Again, who else even HAS $700 billion?

I've heard suggestions of eliminating the mark-to-market requirement of Sarbanes-Oxley,

Mark-to-market is not a terrible thing. Eliminating that requirement would do NOTHING to create a market for these assets. The only thing it would do would be to allow the financial community to create an Enron-like fiction, inflate the value of these underlying assets beyond reason, and allow banks to leverage themselves to the hilt all over again. And to what end? They'll loan out the money they raise against the fictional value of assets that eliminating M2M rules allows, but there STILL won't be a market for these assets, and they'll be in an even BIGGER mess.

along with offering the financial companies that need the liquidity extremely low interest rate loans

We do that. It's called the discount window at the Federal Reserve. But if it's a loan, it has to be loaned against some expectation that it will be paid back. If there is no market for bank assets (CMOs, etc.), then how will banks pay back these loans? And how can the loan be for a rate any lower than the cost of funds to the Treasury? And what about institutions that fail anyway...what is the security to the Treasury that the money lent will be paid back? Answer: Ownership of the securities you don't want the government to buy anyway.

It is much better for the tax payer to have the opportunity to buy a trillion dollars worth of CMOs at a 30% discount and push some much needed liquidity and velocity into the system NOW than for the taxpayer to experience a severe recession, pay the FULL COST of the reduction in GDP and have nothing to show for it while the construction and manufacturing industries, and any industry that relies on financed purchasing, directly or indirectly, shrivel away.

EXERCISE SET =>
**1)** Copy the stretch of the bailout post from "Again, who else" through "even BIGGER mess." word for word.
**2)** For each statement below, say yes or no to whether the bailout post agrees with it, and quote the words of the post that decide it: (a) the Federal Reserve already offers loans to banks through its discount window; (b) eliminating the mark-to-market requirement would create a market for these assets; (c) taxpayers should have the chance to buy CMOs at a 50% discount.

STORED DATA =>
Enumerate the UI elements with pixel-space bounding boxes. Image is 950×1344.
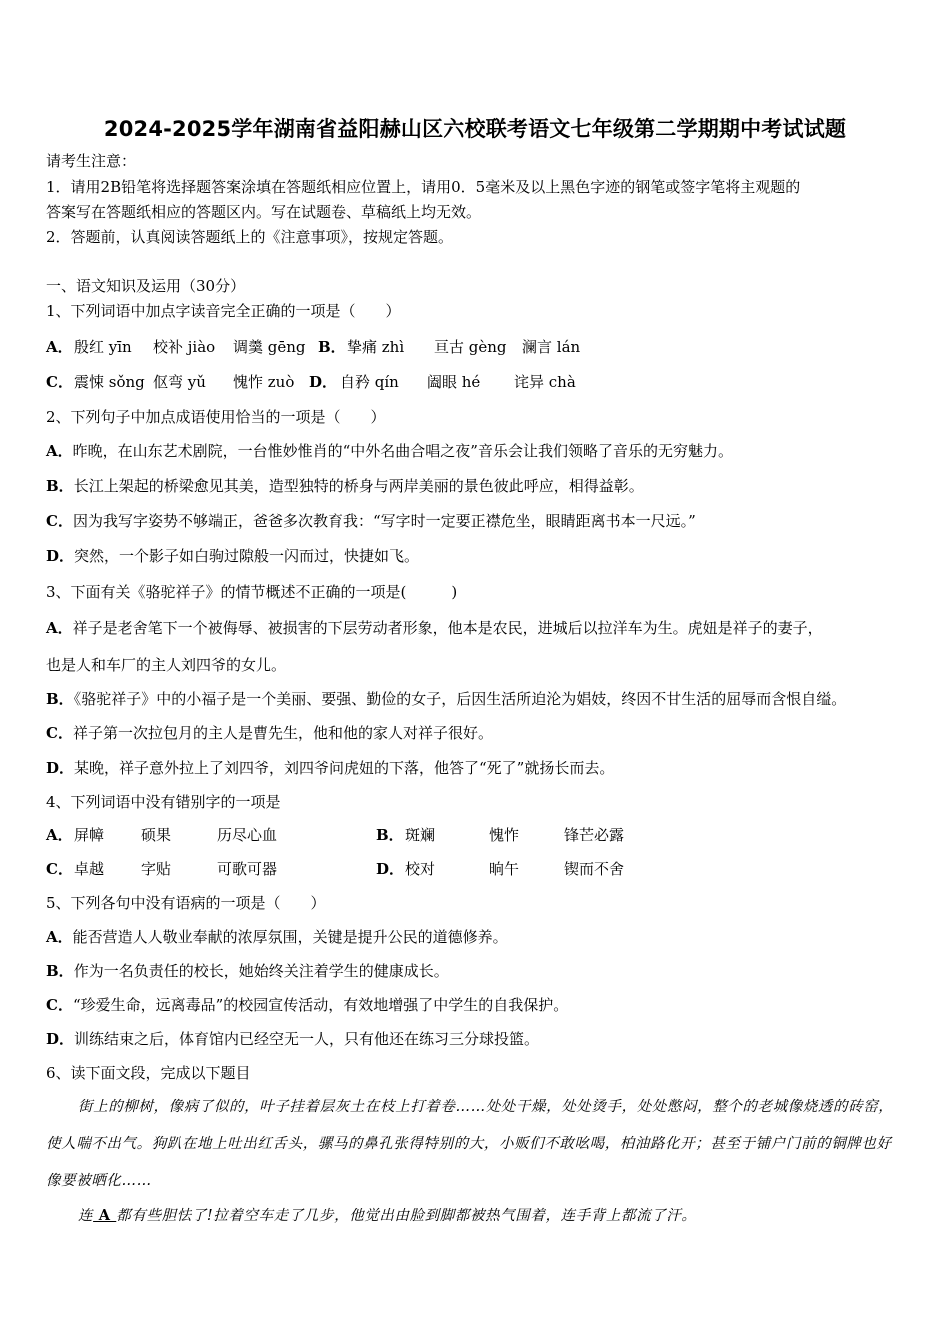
- option-a-label: A．: [46, 442, 73, 460]
- question-3-stem: 3、下面有关《骆驼祥子》的情节概述不正确的一项是( ): [46, 583, 458, 601]
- option-a-text: 昨晚，在山东艺术剧院，一台惟妙惟肖的“中外名曲合唱之夜”音乐会让我们领略了音乐的无穷魅力。: [72, 442, 733, 460]
- option-a-label: A．: [46, 826, 73, 844]
- notice-line-3: 2．答题前，认真阅读答题纸上的《注意事项》，按规定答题。: [46, 228, 454, 246]
- option-a-label: A．: [46, 928, 73, 946]
- option-c-word-3: 愧怍 zuò: [233, 373, 295, 391]
- option-a-text: 能否营造人人敬业奉献的浓厚氛围，关键是提升公民的道德修养。: [72, 928, 508, 946]
- question-2-option-b: [46, 476, 644, 496]
- question-4-stem: 4、下列词语中没有错别字的一项是: [46, 793, 281, 811]
- option-c-word-1: 卓越: [74, 860, 105, 878]
- option-d-text: 训练结束之后，体育馆内已经空无一人，只有他还在练习三分球投篮。: [74, 1030, 540, 1048]
- option-b-label: B．: [318, 338, 346, 356]
- question-1-stem: 1、下列词语中加点字读音完全正确的一项是（ ）: [46, 302, 401, 320]
- option-a-word-2: 硕果: [141, 826, 172, 844]
- notice-line-1: 1．请用2B铅笔将选择题答案涂填在答题纸相应位置上，请用0．5毫米及以上黑色字迹的钢笔或签字笔将主观题的: [46, 178, 801, 196]
- question-3-option-a-cont: 也是人和车厂的主人刘四爷的女儿。: [46, 656, 287, 674]
- para-2-lead: 连: [78, 1208, 94, 1224]
- option-b-label: B．: [46, 690, 74, 708]
- question-2-option-c: [46, 511, 696, 531]
- question-5-option-d: [46, 1029, 539, 1049]
- option-c-text: 因为我写字姿势不够端正，爸爸多次教育我：“写字时一定要正襟危坐，眼睛距离书本一尺远。”: [72, 512, 696, 530]
- option-c-word-1: 震悚 sǒng: [74, 373, 145, 391]
- question-6-stem: 6、读下面文段，完成以下题目: [46, 1064, 251, 1082]
- option-c-label: C．: [46, 512, 73, 530]
- question-2-option-a: [46, 441, 733, 461]
- option-a-word-1: 屏幛: [74, 826, 105, 844]
- option-d-word-3: 锲而不舍: [564, 860, 625, 878]
- option-d-word-3: 诧异 chà: [514, 373, 576, 391]
- question-3-option-b: [46, 689, 846, 709]
- option-a-word-3: 调羹 gēng: [233, 338, 306, 356]
- option-c-text: “珍爱生命，远离毒品”的校园宣传活动，有效地增强了中学生的自我保护。: [72, 996, 569, 1014]
- para-2-rest: 都有些胆怯了!拉着空车走了几步，他觉出由脸到脚都被热气围着，连手背上都流了汗。: [116, 1208, 697, 1224]
- option-d-word-1: 自矜 qín: [340, 373, 399, 391]
- reading-passage-para-1: 街上的柳树，像病了似的，叶子挂着层灰土在枝上打着卷……处处干燥，处处烫手，处处憋闷，整个的老城像烧透的砖窑，使人喘不出气。狗趴在地上吐出红舌头，骡马的鼻孔张得特别的大，小贩们不敢吆喝，柏油路化开；甚至于铺户门前的铜牌也好像要被晒化……: [46, 1099, 894, 1189]
- option-d-word-2: 阖眼 hé: [427, 373, 481, 391]
- question-2-stem: 2、下列句子中加点成语使用恰当的一项是（ ）: [46, 408, 386, 426]
- section-heading: 一、语文知识及运用（30分）: [46, 277, 246, 295]
- option-d-text: 某晚，祥子意外拉上了刘四爷，刘四爷问虎妞的下落，他答了“死了”就扬长而去。: [74, 759, 615, 777]
- option-a-word-2: 校补 jiào: [153, 338, 216, 356]
- option-b-word-3: 锋芒必露: [564, 826, 625, 844]
- option-c-label: C．: [46, 724, 73, 742]
- question-3-option-a: [46, 618, 823, 638]
- option-a-text: 祥子是老舍笔下一个被侮辱、被损害的下层劳动者形象，他本是农民，进城后以拉洋车为生。虎妞是祥子的妻子，: [72, 619, 823, 637]
- option-b-label: B．: [46, 477, 74, 495]
- option-b-label: B．: [46, 962, 74, 980]
- option-d-label: D．: [46, 759, 75, 777]
- page-title: 2024-2025学年湖南省益阳赫山区六校联考语文七年级第二学期期中考试试题: [103, 117, 847, 141]
- option-d-label: D．: [309, 373, 338, 391]
- option-c-label: C．: [46, 996, 73, 1014]
- option-c-word-3: 可歌可器: [217, 860, 278, 878]
- option-d-label: D．: [46, 547, 75, 565]
- option-b-word-1: 斑斓: [405, 826, 436, 844]
- option-a-word-1: 殷红 yīn: [74, 338, 132, 356]
- option-d-text: 突然，一个影子如白驹过隙般一闪而过，快捷如飞。: [74, 547, 420, 565]
- option-b-word-1: 挚痛 zhì: [347, 338, 405, 356]
- notice-line-2: 答案写在答题纸相应的答题区内。写在试题卷、草稿纸上均无效。: [46, 203, 482, 221]
- notice-heading: 请考生注意：: [46, 152, 137, 170]
- question-3-option-c: [46, 723, 493, 743]
- question-5-stem: 5、下列各句中没有语病的一项是（ ）: [46, 894, 326, 912]
- option-d-word-2: 晌午: [489, 860, 520, 878]
- question-5-option-b: [46, 961, 449, 981]
- option-b-word-2: 亘古 gèng: [434, 338, 507, 356]
- option-a-label: A．: [46, 338, 73, 356]
- option-c-label: C．: [46, 373, 73, 391]
- option-a-label: A．: [46, 619, 73, 637]
- option-c-word-2: 字贴: [141, 860, 172, 878]
- option-b-text: 《骆驼祥子》中的小福子是一个美丽、要强、勤俭的女子，后因生活所迫沦为娼妓，终因不甘生活的屈辱而含恨自缢。: [73, 690, 847, 708]
- option-c-label: C．: [46, 860, 73, 878]
- option-d-label: D．: [376, 860, 405, 878]
- option-b-text: 作为一名负责任的校长，她始终关注着学生的健康成长。: [73, 962, 449, 980]
- option-a-word-3: 历尽心血: [217, 826, 278, 844]
- option-b-word-2: 愧怍: [489, 826, 520, 844]
- option-c-text: 祥子第一次拉包月的主人是曹先生，他和他的家人对祥子很好。: [72, 724, 493, 742]
- option-d-label: D．: [46, 1030, 75, 1048]
- question-2-option-d: [46, 546, 419, 566]
- reading-passage-para-2: [46, 1197, 904, 1235]
- option-b-text: 长江上架起的桥梁愈见其美，造型独特的桥身与两岸美丽的景色彼此呼应，相得益彰。: [73, 477, 644, 495]
- question-5-option-a: [46, 927, 508, 947]
- option-d-word-1: 校对: [405, 860, 436, 878]
- option-c-word-2: 伛弯 yǔ: [153, 373, 206, 391]
- blank-a: A: [93, 1207, 117, 1224]
- question-5-option-c: [46, 995, 568, 1015]
- option-b-label: B．: [376, 826, 404, 844]
- question-3-option-d: [46, 758, 614, 778]
- option-b-word-3: 澜言 lán: [522, 338, 581, 356]
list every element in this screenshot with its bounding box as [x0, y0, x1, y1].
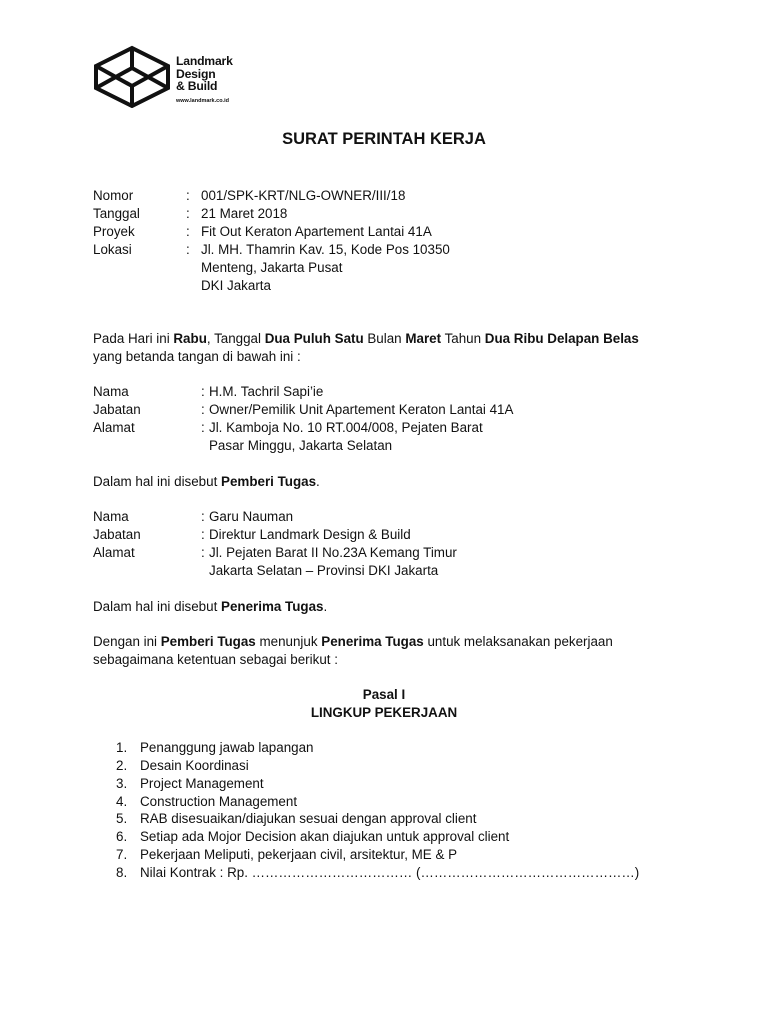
pasal-subheading: LINGKUP PEKERJAAN — [310, 705, 458, 720]
party2-description: Dalam hal ini disebut Penerima Tugas. — [93, 599, 328, 614]
field-value: Jl. MH. Thamrin Kav. 15, Kode Pos 10350 — [201, 242, 450, 257]
document-title: SURAT PERINTAH KERJA — [282, 130, 486, 148]
logo-line-3: & Build — [176, 79, 218, 93]
field-label: Proyek — [93, 224, 135, 239]
field-label: Nomor — [93, 188, 134, 203]
role-pemberi-tugas: Pemberi Tugas — [221, 474, 317, 489]
intro-line-1: Pada Hari ini Rabu, Tanggal Dua Puluh Satu Bulan Maret Tahun Dua Ribu Delapan Belas — [93, 331, 639, 346]
intro-hari: Rabu — [173, 331, 207, 346]
party1-description: Dalam hal ini disebut Pemberi Tugas. — [93, 474, 320, 489]
field-value: 21 Maret 2018 — [201, 206, 288, 221]
assignment-line-2: sebagaimana ketentuan sebagai berikut : — [93, 652, 338, 667]
logo-wordmark — [176, 55, 233, 107]
logo-line-2: Design — [176, 66, 216, 81]
pasal-heading: Pasal I — [362, 687, 406, 702]
intro-line-2: yang betanda tangan di bawah ini : — [93, 349, 301, 364]
logo-line-1: Landmark — [176, 54, 233, 68]
field-label: Lokasi — [93, 242, 132, 257]
field-label: Tanggal — [93, 206, 140, 221]
intro-bulan: Maret — [405, 331, 442, 346]
field-value: 001/SPK-KRT/NLG-OWNER/III/18 — [201, 188, 406, 203]
assignment-line-1: Dengan ini Pemberi Tugas menunjuk Penerima Tugas untuk melaksanakan pekerjaan — [93, 634, 613, 649]
role-penerima-tugas: Penerima Tugas — [221, 599, 324, 614]
intro-tahun: Dua Ribu Delapan Belas — [484, 331, 639, 346]
logo-url: www.landmark.co.id — [176, 97, 229, 104]
field-value: Fit Out Keraton Apartement Lantai 41A — [201, 224, 432, 239]
intro-tanggal: Dua Puluh Satu — [264, 331, 364, 346]
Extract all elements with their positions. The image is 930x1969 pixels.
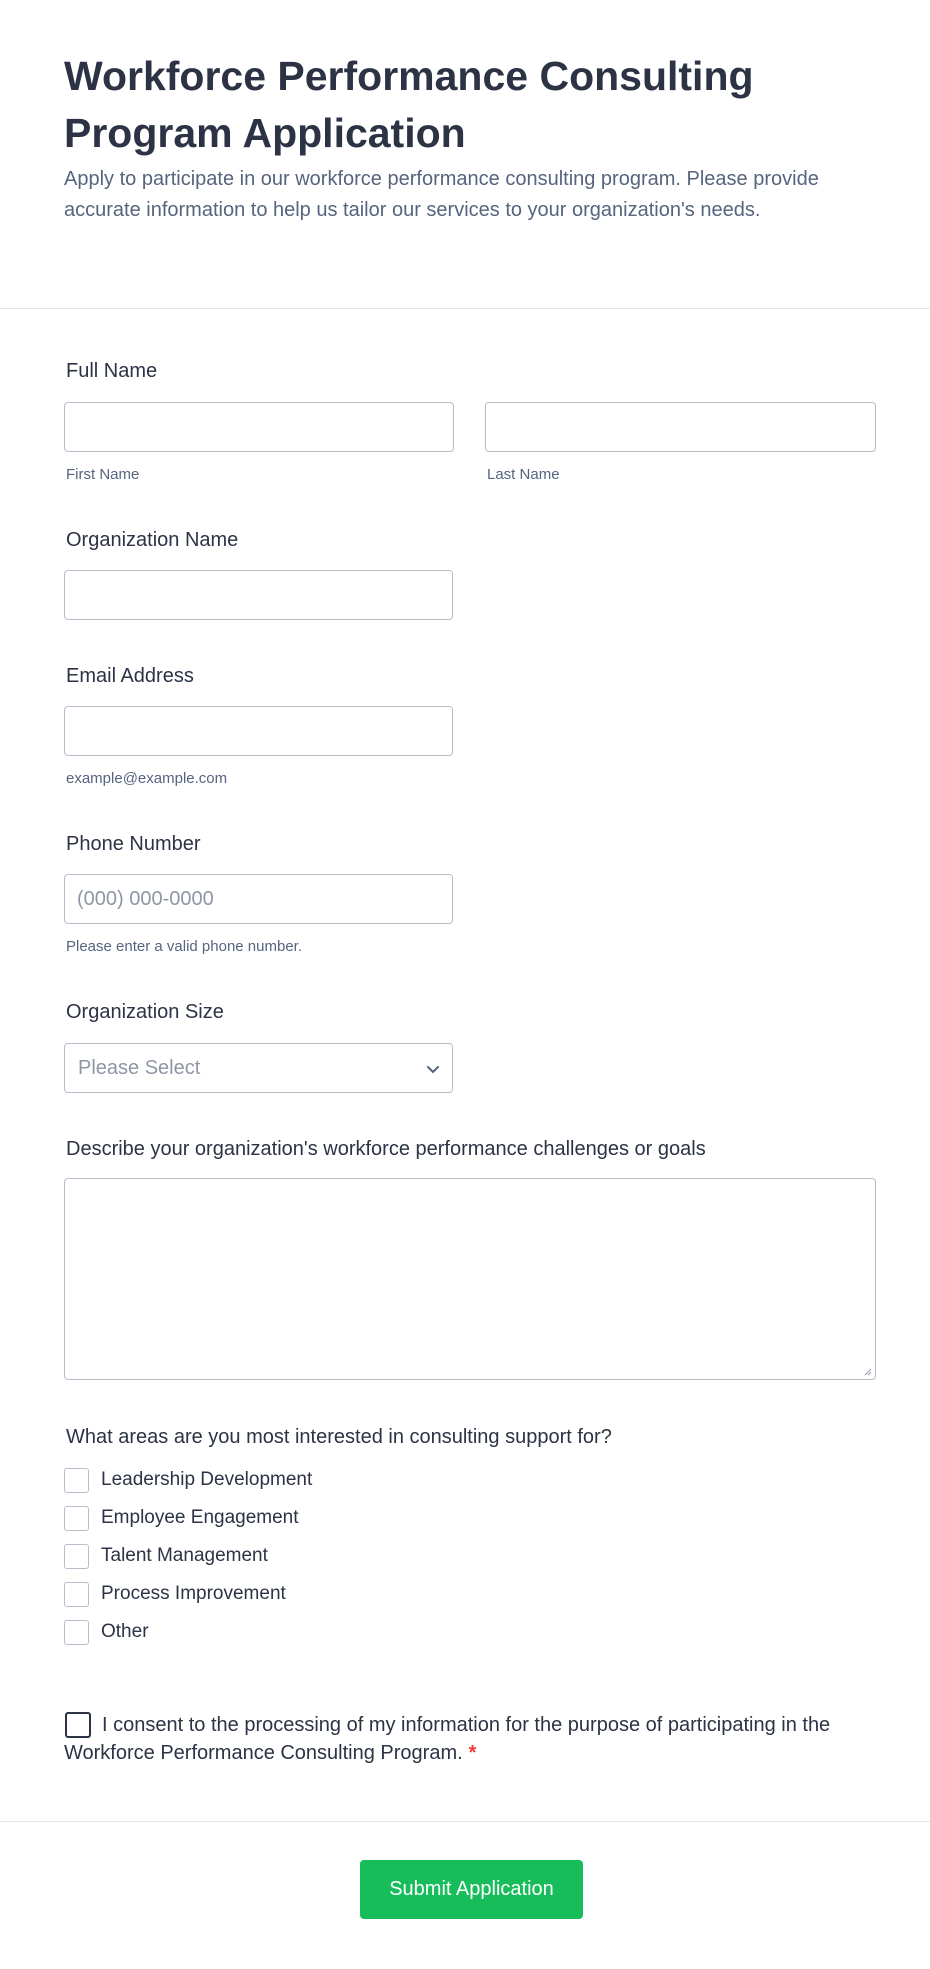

RESULTS OF THE TASKS =>
**1)**
Again, who else even HAS $700 billion?

I've heard suggestions of eliminating the mark-to-market requirement of Sarbanes-Oxley,

Mark-to-market is not a terrible thing. Eliminating that requirement would do NOTHING to create a market for these assets. The only thing it would do would be to allow the financial community to create an Enron-like fiction, inflate the value of these underlying assets beyond reason, and allow banks to leverage themselves to the hilt all over again. And to what end? They'll loan out the money they raise against the fictional value of assets that eliminating M2M rules allows, but there STILL won't be a market for these assets, and they'll be in an even BIGGER mess.

**2)**
(a) Yes: "We do that. It's called the discount window at the Federal Reserve."
(b) No: "Eliminating that requirement would do NOTHING to create a market for these assets."
(c) No: "a trillion dollars worth of CMOs at a 30% discount"